Records for the task

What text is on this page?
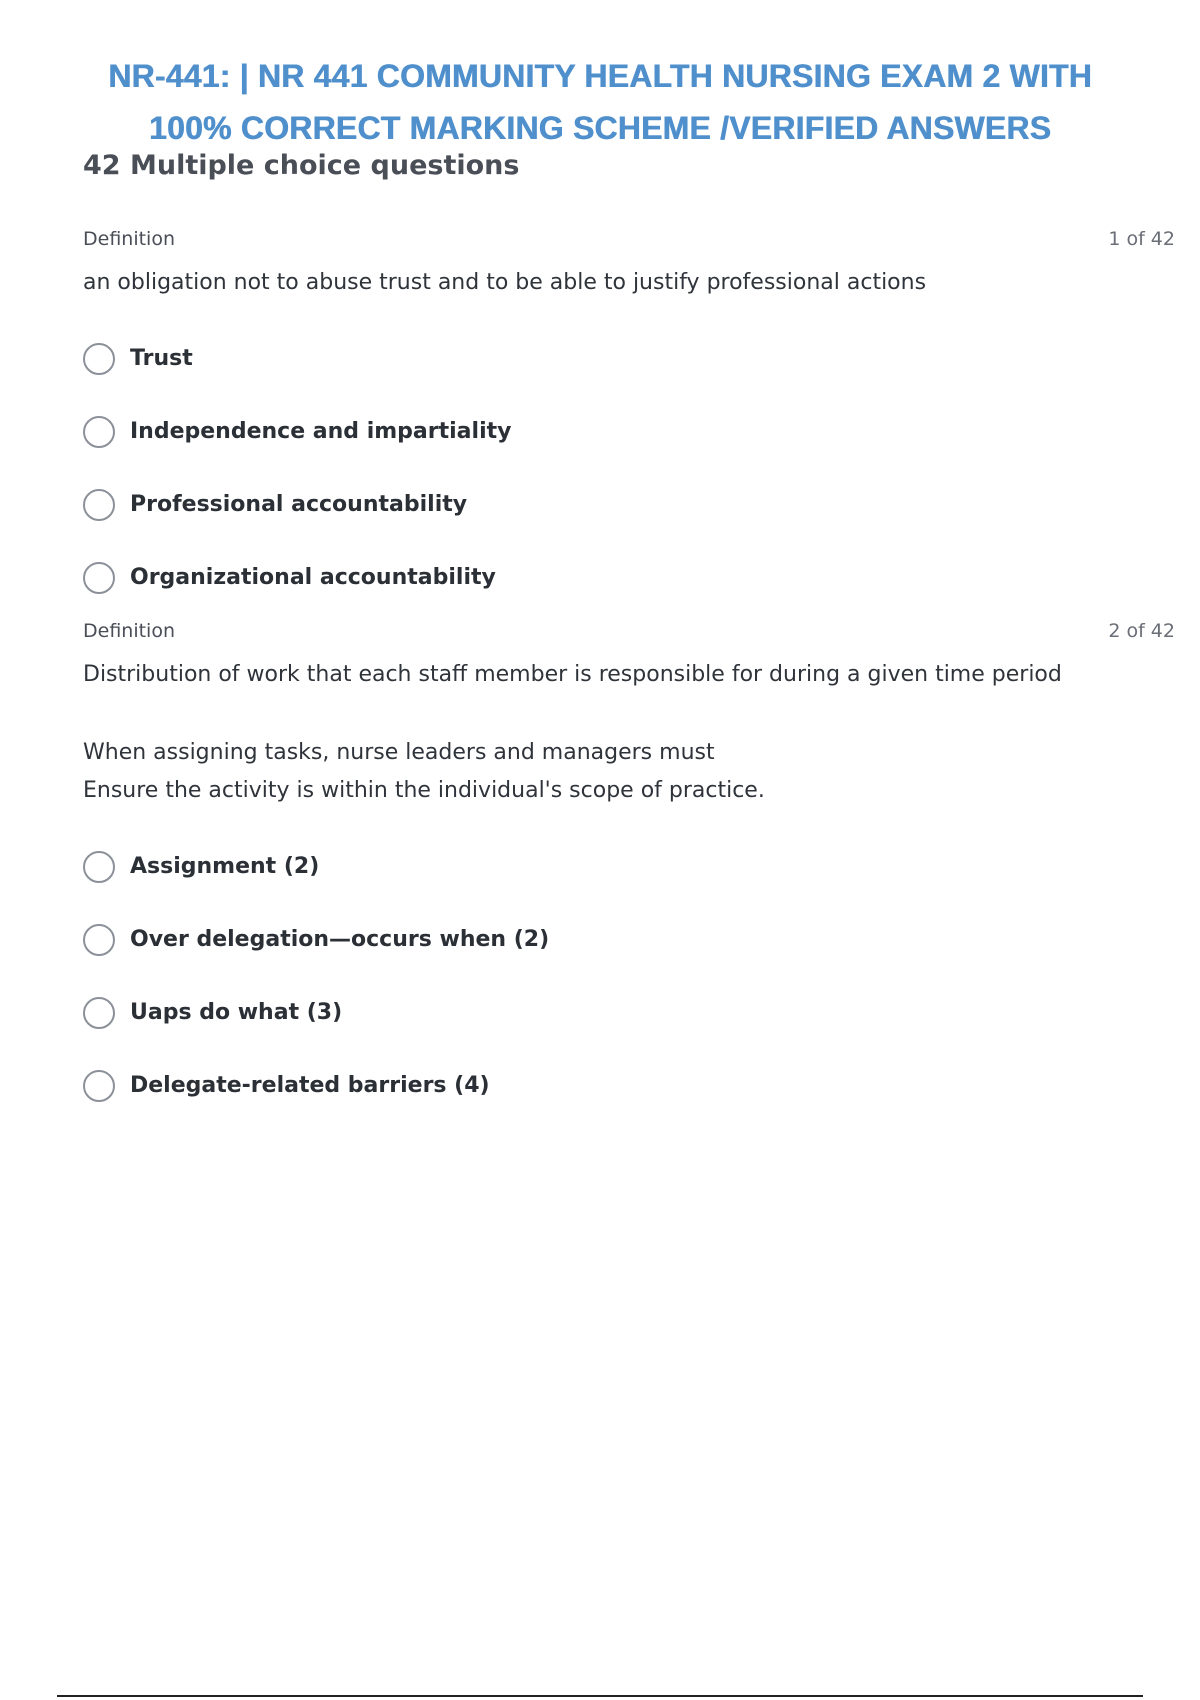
NR-441: | NR 441 COMMUNITY HEALTH NURSING EXAM 2 WITH
100% CORRECT MARKING SCHEME /VERIFIED ANSWERS
42 Multiple choice questions
Definition	1 of 42

an obligation not to abuse trust and to be able to justify professional actions

Trust
Independence and impartiality
Professional accountability
Organizational accountability
Definition	2 of 42

Distribution of work that each staff member is responsible for during a given time period

When assigning tasks, nurse leaders and managers must

Ensure the activity is within the individual's scope of practice.

Assignment (2)
Over delegation—occurs when (2)
Uaps do what (3)
Delegate-related barriers (4)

Your objective
Extract all lines of the records above that include "accountability".

Solution to this task
Professional accountability
Organizational accountability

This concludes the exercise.